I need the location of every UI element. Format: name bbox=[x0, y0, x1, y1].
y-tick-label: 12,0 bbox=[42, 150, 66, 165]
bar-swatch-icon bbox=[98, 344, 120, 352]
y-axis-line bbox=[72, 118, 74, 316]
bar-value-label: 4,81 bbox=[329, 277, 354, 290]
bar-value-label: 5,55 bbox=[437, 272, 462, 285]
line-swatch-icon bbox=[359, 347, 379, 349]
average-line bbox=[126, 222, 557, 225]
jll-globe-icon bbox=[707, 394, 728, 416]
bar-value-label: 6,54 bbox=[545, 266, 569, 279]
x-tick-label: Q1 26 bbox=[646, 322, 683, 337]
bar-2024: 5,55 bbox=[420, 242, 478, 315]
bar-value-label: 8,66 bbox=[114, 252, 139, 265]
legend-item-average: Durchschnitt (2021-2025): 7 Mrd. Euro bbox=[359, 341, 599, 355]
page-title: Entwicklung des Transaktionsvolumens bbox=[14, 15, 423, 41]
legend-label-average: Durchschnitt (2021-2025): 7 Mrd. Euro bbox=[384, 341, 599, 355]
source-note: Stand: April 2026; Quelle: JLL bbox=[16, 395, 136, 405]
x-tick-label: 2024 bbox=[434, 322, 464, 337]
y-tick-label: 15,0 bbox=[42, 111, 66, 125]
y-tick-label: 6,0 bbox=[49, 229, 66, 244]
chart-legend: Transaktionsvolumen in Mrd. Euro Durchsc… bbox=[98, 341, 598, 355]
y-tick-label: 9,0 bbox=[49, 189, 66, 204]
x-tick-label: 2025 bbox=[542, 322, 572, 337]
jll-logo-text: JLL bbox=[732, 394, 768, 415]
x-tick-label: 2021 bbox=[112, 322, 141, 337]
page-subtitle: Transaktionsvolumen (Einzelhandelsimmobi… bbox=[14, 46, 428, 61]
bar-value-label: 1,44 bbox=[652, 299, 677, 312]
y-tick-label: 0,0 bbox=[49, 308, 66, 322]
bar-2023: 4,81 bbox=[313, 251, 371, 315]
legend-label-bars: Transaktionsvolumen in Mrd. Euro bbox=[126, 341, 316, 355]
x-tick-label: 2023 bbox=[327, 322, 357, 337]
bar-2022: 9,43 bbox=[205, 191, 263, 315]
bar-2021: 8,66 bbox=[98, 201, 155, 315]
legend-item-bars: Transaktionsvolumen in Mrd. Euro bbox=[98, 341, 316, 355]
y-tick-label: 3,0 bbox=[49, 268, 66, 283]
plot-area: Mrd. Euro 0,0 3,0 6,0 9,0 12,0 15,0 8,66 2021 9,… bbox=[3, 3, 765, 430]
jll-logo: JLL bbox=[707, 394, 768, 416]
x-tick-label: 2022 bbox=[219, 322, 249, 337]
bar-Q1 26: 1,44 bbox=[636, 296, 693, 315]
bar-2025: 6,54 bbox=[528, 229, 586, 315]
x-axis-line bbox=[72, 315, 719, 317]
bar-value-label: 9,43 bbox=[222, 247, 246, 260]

——

**Aim of the exercise:**
Put every row above into a JSON list of strings, one string per line, and leave out any blank lines.

**The reply:**
[
  "I need the location of every UI element. Format: name bbox=[x0, y0, x1, y1].",
  "y-tick-label: 12,0 bbox=[42, 150, 66, 165]",
  "bar-swatch-icon bbox=[98, 344, 120, 352]",
  "y-axis-line bbox=[72, 118, 74, 316]",
  "bar-value-label: 4,81 bbox=[329, 277, 354, 290]",
  "bar-value-label: 5,55 bbox=[437, 272, 462, 285]",
  "line-swatch-icon bbox=[359, 347, 379, 349]",
  "average-line bbox=[126, 222, 557, 225]",
  "jll-globe-icon bbox=[707, 394, 728, 416]",
  "bar-value-label: 6,54 bbox=[545, 266, 569, 279]",
  "x-tick-label: Q1 26 bbox=[646, 322, 683, 337]",
  "bar-2024: 5,55 bbox=[420, 242, 478, 315]",
  "bar-value-label: 8,66 bbox=[114, 252, 139, 265]",
  "legend-item-average: Durchschnitt (2021-2025): 7 Mrd. Euro bbox=[359, 341, 599, 355]",
  "page-title: Entwicklung des Transaktionsvolumens bbox=[14, 15, 423, 41]",
  "legend-label-average: Durchschnitt (2021-2025): 7 Mrd. Euro bbox=[384, 341, 599, 355]",
  "source-note: Stand: April 2026; Quelle: JLL bbox=[16, 395, 136, 405]",
  "x-tick-label: 2024 bbox=[434, 322, 464, 337]",
  "y-tick-label: 15,0 bbox=[42, 111, 66, 125]",
  "y-tick-label: 6,0 bbox=[49, 229, 66, 244]",
  "chart-legend: Transaktionsvolumen in Mrd. Euro Durchsc… bbox=[98, 341, 598, 355]",
  "y-tick-label: 9,0 bbox=[49, 189, 66, 204]",
  "x-tick-label: 2025 bbox=[542, 322, 572, 337]",
  "jll-logo-text: JLL bbox=[732, 394, 768, 415]",
  "x-tick-label: 2021 bbox=[112, 322, 141, 337]",
  "page-subtitle: Transaktionsvolumen (Einzelhandelsimmobi… bbox=[14, 46, 428, 61]",
  "bar-value-label: 1,44 bbox=[652, 299, 677, 312]",
  "y-tick-label: 0,0 bbox=[49, 308, 66, 322]",
  "bar-2023: 4,81 bbox=[313, 251, 371, 315]",
  "legend-label-bars: Transaktionsvolumen in Mrd. Euro bbox=[126, 341, 316, 355]",
  "x-tick-label: 2023 bbox=[327, 322, 357, 337]",
  "bar-2022: 9,43 bbox=[205, 191, 263, 315]",
  "bar-2021: 8,66 bbox=[98, 201, 155, 315]",
  "legend-item-bars: Transaktionsvolumen in Mrd. Euro bbox=[98, 341, 316, 355]",
  "y-tick-label: 3,0 bbox=[49, 268, 66, 283]",
  "plot-area: Mrd. Euro 0,0 3,0 6,0 9,0 12,0 15,0 8,66 2021 9,… bbox=[3, 3, 765, 430]",
  "jll-logo: JLL bbox=[707, 394, 768, 416]",
  "x-tick-label: 2022 bbox=[219, 322, 249, 337]",
  "bar-Q1 26: 1,44 bbox=[636, 296, 693, 315]",
  "bar-2025: 6,54 bbox=[528, 229, 586, 315]",
  "x-axis-line bbox=[72, 315, 719, 317]",
  "bar-value-label: 9,43 bbox=[222, 247, 246, 260]"
]